REQUIREMENT: Copy each line below that contains "سیکڑوں".

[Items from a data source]
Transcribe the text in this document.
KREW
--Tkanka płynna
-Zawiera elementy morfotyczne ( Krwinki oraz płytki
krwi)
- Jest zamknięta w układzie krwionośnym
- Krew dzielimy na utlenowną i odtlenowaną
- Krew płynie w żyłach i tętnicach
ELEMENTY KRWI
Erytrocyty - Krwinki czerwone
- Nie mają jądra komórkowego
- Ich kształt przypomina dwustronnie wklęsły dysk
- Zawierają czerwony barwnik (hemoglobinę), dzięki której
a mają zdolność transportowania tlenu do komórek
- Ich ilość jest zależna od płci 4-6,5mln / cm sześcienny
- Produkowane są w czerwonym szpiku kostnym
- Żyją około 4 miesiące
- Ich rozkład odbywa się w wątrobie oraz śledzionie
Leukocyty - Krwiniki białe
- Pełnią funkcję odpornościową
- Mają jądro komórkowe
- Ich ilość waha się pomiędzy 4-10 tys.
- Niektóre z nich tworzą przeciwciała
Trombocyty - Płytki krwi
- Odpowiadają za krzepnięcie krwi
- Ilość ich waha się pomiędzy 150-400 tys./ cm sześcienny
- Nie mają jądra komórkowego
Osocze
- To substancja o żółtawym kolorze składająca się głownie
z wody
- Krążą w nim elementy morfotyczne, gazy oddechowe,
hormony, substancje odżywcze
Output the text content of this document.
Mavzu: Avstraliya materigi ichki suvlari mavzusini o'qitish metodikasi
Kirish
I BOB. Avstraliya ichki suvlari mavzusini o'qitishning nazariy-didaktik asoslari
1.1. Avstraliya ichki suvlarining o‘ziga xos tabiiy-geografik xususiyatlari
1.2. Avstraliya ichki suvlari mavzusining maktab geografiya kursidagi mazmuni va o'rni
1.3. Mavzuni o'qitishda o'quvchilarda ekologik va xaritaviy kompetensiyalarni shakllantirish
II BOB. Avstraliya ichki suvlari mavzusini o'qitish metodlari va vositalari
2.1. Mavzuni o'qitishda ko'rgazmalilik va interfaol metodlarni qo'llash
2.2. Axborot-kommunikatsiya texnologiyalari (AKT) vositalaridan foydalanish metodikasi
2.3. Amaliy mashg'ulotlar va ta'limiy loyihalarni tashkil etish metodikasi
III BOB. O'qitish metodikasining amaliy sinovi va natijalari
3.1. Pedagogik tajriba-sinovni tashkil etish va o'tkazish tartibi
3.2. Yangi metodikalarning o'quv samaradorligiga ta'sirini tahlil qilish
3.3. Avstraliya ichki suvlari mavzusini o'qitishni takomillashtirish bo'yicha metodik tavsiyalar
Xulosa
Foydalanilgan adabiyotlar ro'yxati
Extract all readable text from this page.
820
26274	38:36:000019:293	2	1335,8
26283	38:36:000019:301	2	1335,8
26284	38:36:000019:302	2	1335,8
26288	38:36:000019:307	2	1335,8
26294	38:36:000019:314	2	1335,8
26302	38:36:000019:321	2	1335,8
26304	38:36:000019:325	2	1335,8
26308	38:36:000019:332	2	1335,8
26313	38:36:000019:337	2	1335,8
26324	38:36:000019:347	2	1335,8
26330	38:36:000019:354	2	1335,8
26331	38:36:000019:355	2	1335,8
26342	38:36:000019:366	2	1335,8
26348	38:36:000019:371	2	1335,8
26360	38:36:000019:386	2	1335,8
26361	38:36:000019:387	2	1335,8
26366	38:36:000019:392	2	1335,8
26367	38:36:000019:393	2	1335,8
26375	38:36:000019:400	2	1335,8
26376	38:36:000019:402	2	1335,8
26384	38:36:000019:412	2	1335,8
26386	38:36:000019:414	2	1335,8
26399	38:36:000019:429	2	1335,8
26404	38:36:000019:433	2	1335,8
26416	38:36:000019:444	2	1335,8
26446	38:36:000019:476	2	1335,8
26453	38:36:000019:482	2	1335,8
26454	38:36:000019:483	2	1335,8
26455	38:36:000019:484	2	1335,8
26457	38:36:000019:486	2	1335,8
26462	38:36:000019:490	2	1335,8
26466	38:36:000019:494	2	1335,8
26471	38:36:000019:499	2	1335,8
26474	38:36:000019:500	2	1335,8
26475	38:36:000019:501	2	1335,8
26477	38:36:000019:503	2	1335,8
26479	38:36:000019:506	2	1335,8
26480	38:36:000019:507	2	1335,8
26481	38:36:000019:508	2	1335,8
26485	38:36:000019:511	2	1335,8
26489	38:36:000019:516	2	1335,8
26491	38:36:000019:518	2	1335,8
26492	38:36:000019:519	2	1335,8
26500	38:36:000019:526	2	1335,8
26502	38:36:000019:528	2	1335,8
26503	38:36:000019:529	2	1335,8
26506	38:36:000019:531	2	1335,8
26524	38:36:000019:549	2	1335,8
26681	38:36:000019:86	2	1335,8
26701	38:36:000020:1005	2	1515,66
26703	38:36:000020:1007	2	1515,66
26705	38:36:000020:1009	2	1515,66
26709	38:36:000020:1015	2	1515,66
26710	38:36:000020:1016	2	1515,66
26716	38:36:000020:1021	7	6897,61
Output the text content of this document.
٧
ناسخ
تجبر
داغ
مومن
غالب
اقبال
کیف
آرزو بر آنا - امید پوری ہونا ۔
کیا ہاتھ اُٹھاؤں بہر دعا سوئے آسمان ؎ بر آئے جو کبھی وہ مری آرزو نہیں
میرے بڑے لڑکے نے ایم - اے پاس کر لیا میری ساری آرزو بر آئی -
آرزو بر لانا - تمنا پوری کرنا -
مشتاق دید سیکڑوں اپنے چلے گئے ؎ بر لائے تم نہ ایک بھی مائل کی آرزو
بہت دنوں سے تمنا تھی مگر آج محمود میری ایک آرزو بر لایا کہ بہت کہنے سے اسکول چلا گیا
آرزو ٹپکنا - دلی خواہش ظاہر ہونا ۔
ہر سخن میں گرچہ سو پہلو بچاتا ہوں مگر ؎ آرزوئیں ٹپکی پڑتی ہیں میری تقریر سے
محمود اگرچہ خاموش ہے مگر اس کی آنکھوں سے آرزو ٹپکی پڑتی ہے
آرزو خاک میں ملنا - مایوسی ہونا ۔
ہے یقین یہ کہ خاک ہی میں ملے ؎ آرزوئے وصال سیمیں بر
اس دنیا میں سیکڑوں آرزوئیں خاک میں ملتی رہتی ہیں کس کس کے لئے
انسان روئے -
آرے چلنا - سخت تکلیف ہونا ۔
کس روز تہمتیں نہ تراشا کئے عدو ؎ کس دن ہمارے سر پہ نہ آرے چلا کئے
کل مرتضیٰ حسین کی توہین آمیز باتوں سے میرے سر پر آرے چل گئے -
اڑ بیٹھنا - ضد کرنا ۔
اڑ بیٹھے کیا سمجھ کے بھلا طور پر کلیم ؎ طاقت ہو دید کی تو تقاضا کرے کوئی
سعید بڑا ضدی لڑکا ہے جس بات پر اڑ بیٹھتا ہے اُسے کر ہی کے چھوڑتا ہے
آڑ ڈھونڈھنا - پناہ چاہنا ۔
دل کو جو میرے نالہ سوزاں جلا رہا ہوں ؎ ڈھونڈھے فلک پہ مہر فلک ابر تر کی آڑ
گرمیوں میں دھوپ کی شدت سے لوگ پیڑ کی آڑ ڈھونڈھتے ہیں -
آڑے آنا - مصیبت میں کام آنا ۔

THE OUTPUT:
مشتاق دید سیکڑوں اپنے چلے گئے ؎ بر لائے تم نہ ایک بھی مائل کی آرزو
اس دنیا میں سیکڑوں آرزوئیں خاک میں ملتی رہتی ہیں کس کس کے لئے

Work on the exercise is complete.